## START MATERIAL

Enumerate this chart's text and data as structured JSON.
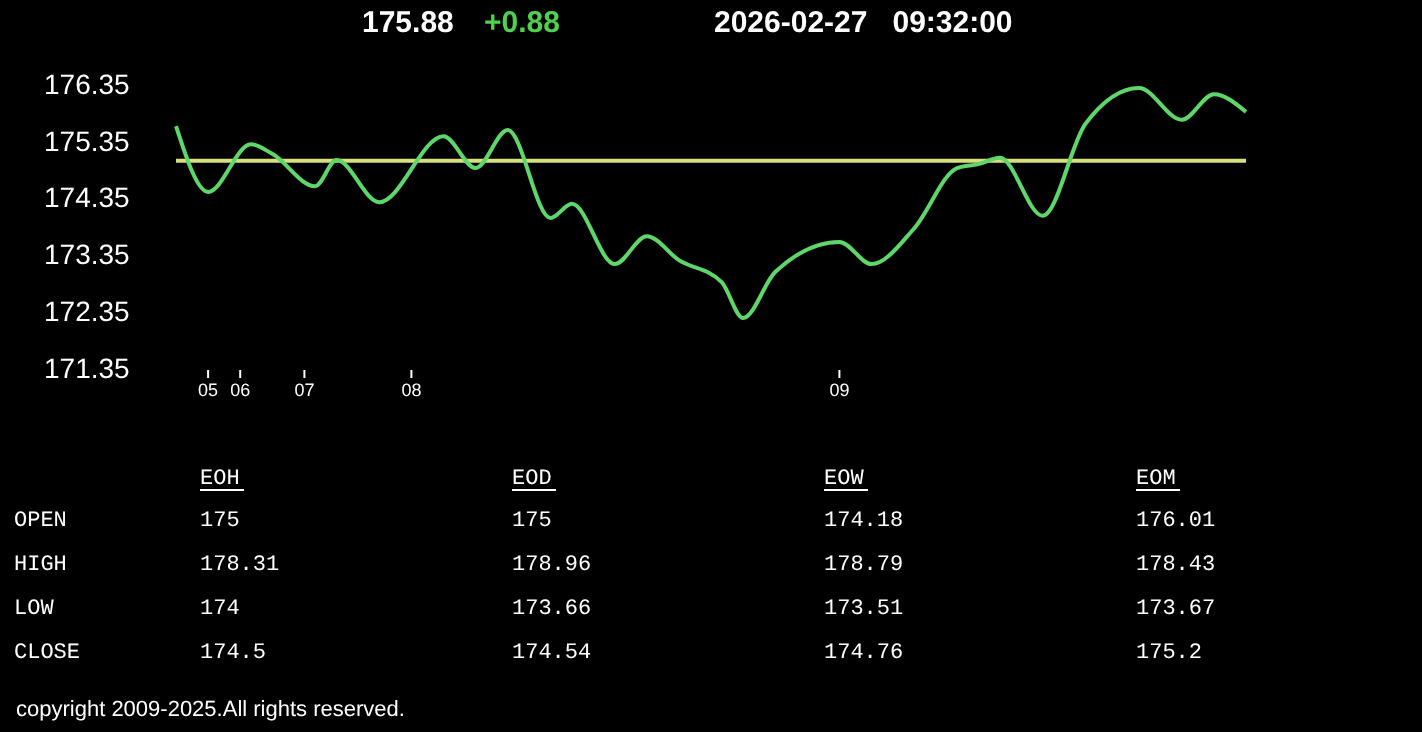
{
  "chart_data": [
    {
      "type": "line",
      "title": "175.88",
      "subtitle": "+0.88",
      "annotations": [
        "2026-02-27   09:32:00"
      ],
      "categories": [
        null,
        null,
        null,
        "05",
        null,
        null,
        "06",
        null,
        null,
        null,
        null,
        null,
        "07",
        null,
        null,
        null,
        null,
        null,
        null,
        null,
        null,
        null,
        "08",
        null,
        null,
        null,
        null,
        null,
        null,
        null,
        null,
        null,
        null,
        null,
        null,
        null,
        null,
        null,
        null,
        null,
        null,
        null,
        null,
        null,
        null,
        null,
        null,
        null,
        null,
        null,
        null,
        null,
        null,
        null,
        null,
        null,
        null,
        null,
        null,
        null,
        null,
        null,
        "09",
        null,
        null,
        null,
        null,
        null,
        null,
        null,
        null,
        null,
        null,
        null,
        null,
        null,
        null,
        null,
        null,
        null,
        null,
        null,
        null,
        null,
        null,
        null,
        null,
        null,
        null,
        null,
        null,
        null,
        null,
        null,
        null,
        null,
        null,
        null,
        null,
        null,
        null
      ],
      "series": [
        {
          "color": "#5ed66a",
          "values": [
            175.61,
            null,
            null,
            174.45,
            null,
            null,
            null,
            175.29,
            null,
            175.12,
            null,
            null,
            null,
            174.55,
            null,
            175.01,
            null,
            null,
            null,
            174.27,
            null,
            null,
            null,
            null,
            null,
            175.43,
            null,
            null,
            174.87,
            null,
            null,
            175.54,
            null,
            null,
            null,
            173.99,
            null,
            174.24,
            null,
            null,
            null,
            173.18,
            null,
            null,
            173.67,
            null,
            null,
            173.25,
            null,
            null,
            null,
            172.86,
            null,
            172.23,
            null,
            null,
            173.04,
            null,
            null,
            null,
            null,
            null,
            173.57,
            null,
            null,
            173.18,
            null,
            null,
            null,
            173.81,
            null,
            null,
            null,
            174.87,
            null,
            174.94,
            null,
            175.05,
            null,
            null,
            null,
            174.03,
            null,
            null,
            null,
            175.65,
            null,
            null,
            null,
            null,
            176.28,
            null,
            null,
            null,
            175.72,
            null,
            null,
            176.17,
            null,
            null,
            175.86
          ]
        }
      ],
      "ylim": [
        171.35,
        176.35
      ],
      "yticks": [
        171.35,
        172.35,
        173.35,
        174.35,
        175.35,
        176.35
      ],
      "ref_lines": [
        {
          "axis": "y",
          "value": 175.0,
          "color": "#d6e07e"
        }
      ],
      "grid": false,
      "marker": "none",
      "line_style": "solid"
    },
    {
      "type": "other",
      "categories": [
        "EOH",
        "EOD",
        "EOW",
        "EOM"
      ],
      "y_categories": [
        "OPEN",
        "HIGH",
        "LOW",
        "CLOSE"
      ],
      "cells": [
        [
          "175",
          "175",
          "174.18",
          "176.01"
        ],
        [
          "178.31",
          "178.96",
          "178.79",
          "178.43"
        ],
        [
          "174",
          "173.66",
          "173.51",
          "173.67"
        ],
        [
          "174.5",
          "174.54",
          "174.76",
          "175.2"
        ]
      ],
      "annotations": [
        "copyright 2009-2025.All rights reserved."
      ]
    }
  ]
}
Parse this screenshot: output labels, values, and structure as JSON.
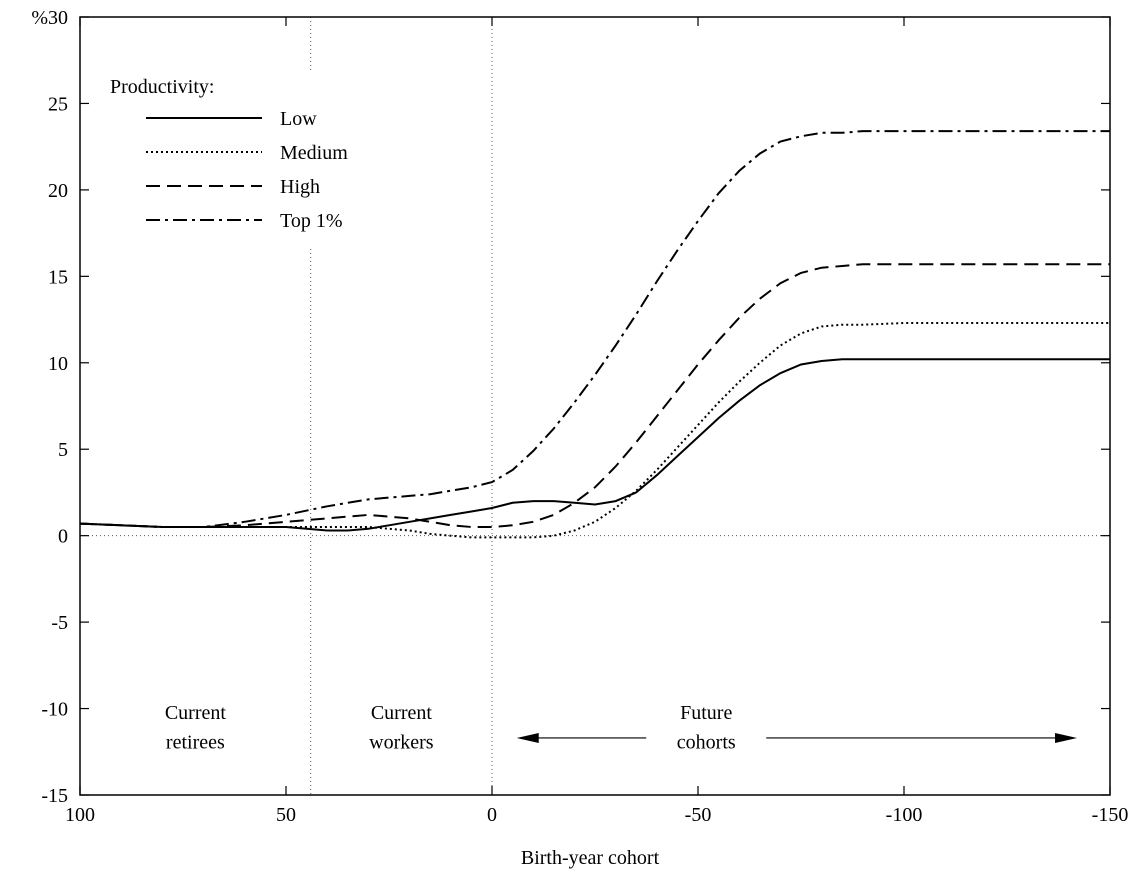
{
  "chart_data": {
    "type": "line",
    "y_axis_unit": "%",
    "xlabel": "Birth-year cohort",
    "ylabel": "",
    "xlim": [
      100,
      -150
    ],
    "ylim": [
      -15,
      30
    ],
    "x_ticks": [
      100,
      50,
      0,
      -50,
      -100,
      -150
    ],
    "y_ticks": [
      -15,
      -10,
      -5,
      0,
      5,
      10,
      15,
      20,
      25,
      30
    ],
    "legend": {
      "title": "Productivity:",
      "position": "top-left"
    },
    "reference_lines": {
      "horizontal_zero": true,
      "vertical_at": [
        44,
        0
      ]
    },
    "regions": [
      {
        "lines": [
          "Current",
          "retirees"
        ],
        "x": 72
      },
      {
        "lines": [
          "Current",
          "workers"
        ],
        "x": 22
      },
      {
        "lines": [
          "Future",
          "cohorts"
        ],
        "x": -52,
        "arrow_from": -6,
        "arrow_to": -142
      }
    ],
    "series": [
      {
        "name": "Low",
        "dash": "",
        "x": [
          100,
          90,
          80,
          70,
          60,
          50,
          40,
          35,
          30,
          25,
          20,
          15,
          10,
          5,
          0,
          -5,
          -10,
          -15,
          -20,
          -25,
          -30,
          -35,
          -40,
          -45,
          -50,
          -55,
          -60,
          -65,
          -70,
          -75,
          -80,
          -85,
          -90,
          -100,
          -110,
          -120,
          -130,
          -140,
          -150
        ],
        "y": [
          0.7,
          0.6,
          0.5,
          0.5,
          0.5,
          0.5,
          0.3,
          0.3,
          0.4,
          0.6,
          0.8,
          1.0,
          1.2,
          1.4,
          1.6,
          1.9,
          2.0,
          2.0,
          1.9,
          1.8,
          2.0,
          2.5,
          3.5,
          4.6,
          5.7,
          6.8,
          7.8,
          8.7,
          9.4,
          9.9,
          10.1,
          10.2,
          10.2,
          10.2,
          10.2,
          10.2,
          10.2,
          10.2,
          10.2
        ]
      },
      {
        "name": "Medium",
        "dash": "2,3",
        "x": [
          100,
          90,
          80,
          70,
          60,
          50,
          40,
          35,
          30,
          25,
          20,
          15,
          10,
          5,
          0,
          -5,
          -10,
          -15,
          -20,
          -25,
          -30,
          -35,
          -40,
          -45,
          -50,
          -55,
          -60,
          -65,
          -70,
          -75,
          -80,
          -85,
          -90,
          -100,
          -110,
          -120,
          -130,
          -140,
          -150
        ],
        "y": [
          0.7,
          0.6,
          0.5,
          0.5,
          0.5,
          0.5,
          0.5,
          0.5,
          0.5,
          0.4,
          0.3,
          0.1,
          0.0,
          -0.1,
          -0.1,
          -0.1,
          -0.1,
          0.0,
          0.3,
          0.8,
          1.6,
          2.6,
          3.8,
          5.1,
          6.4,
          7.7,
          8.9,
          10.0,
          11.0,
          11.7,
          12.1,
          12.2,
          12.2,
          12.3,
          12.3,
          12.3,
          12.3,
          12.3,
          12.3
        ]
      },
      {
        "name": "High",
        "dash": "14,7",
        "x": [
          100,
          90,
          80,
          70,
          60,
          50,
          40,
          35,
          30,
          25,
          20,
          15,
          10,
          5,
          0,
          -5,
          -10,
          -15,
          -20,
          -25,
          -30,
          -35,
          -40,
          -45,
          -50,
          -55,
          -60,
          -65,
          -70,
          -75,
          -80,
          -85,
          -90,
          -100,
          -110,
          -120,
          -130,
          -140,
          -150
        ],
        "y": [
          0.7,
          0.6,
          0.5,
          0.5,
          0.6,
          0.8,
          1.0,
          1.1,
          1.2,
          1.1,
          1.0,
          0.8,
          0.6,
          0.5,
          0.5,
          0.6,
          0.8,
          1.2,
          1.9,
          2.8,
          4.0,
          5.4,
          6.9,
          8.4,
          9.9,
          11.3,
          12.6,
          13.7,
          14.6,
          15.2,
          15.5,
          15.6,
          15.7,
          15.7,
          15.7,
          15.7,
          15.7,
          15.7,
          15.7
        ]
      },
      {
        "name": "Top 1%",
        "dash": "14,5,3,5",
        "x": [
          100,
          90,
          80,
          70,
          60,
          50,
          40,
          35,
          30,
          25,
          20,
          15,
          10,
          5,
          0,
          -5,
          -10,
          -15,
          -20,
          -25,
          -30,
          -35,
          -40,
          -45,
          -50,
          -55,
          -60,
          -65,
          -70,
          -75,
          -80,
          -85,
          -90,
          -100,
          -110,
          -120,
          -130,
          -140,
          -150
        ],
        "y": [
          0.7,
          0.6,
          0.5,
          0.5,
          0.8,
          1.2,
          1.7,
          1.9,
          2.1,
          2.2,
          2.3,
          2.4,
          2.6,
          2.8,
          3.1,
          3.8,
          4.9,
          6.2,
          7.7,
          9.3,
          11.0,
          12.8,
          14.7,
          16.5,
          18.2,
          19.8,
          21.1,
          22.1,
          22.8,
          23.1,
          23.3,
          23.3,
          23.4,
          23.4,
          23.4,
          23.4,
          23.4,
          23.4,
          23.4
        ]
      }
    ]
  }
}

## END MATERIAL

EXERCISE
Extract every line from the records above that contains the word "JSON".

SOLUTION FOR THIS TASK
Enumerate this chart's text and data as structured JSON.
Parse this screenshot: output labels, values, and structure as JSON.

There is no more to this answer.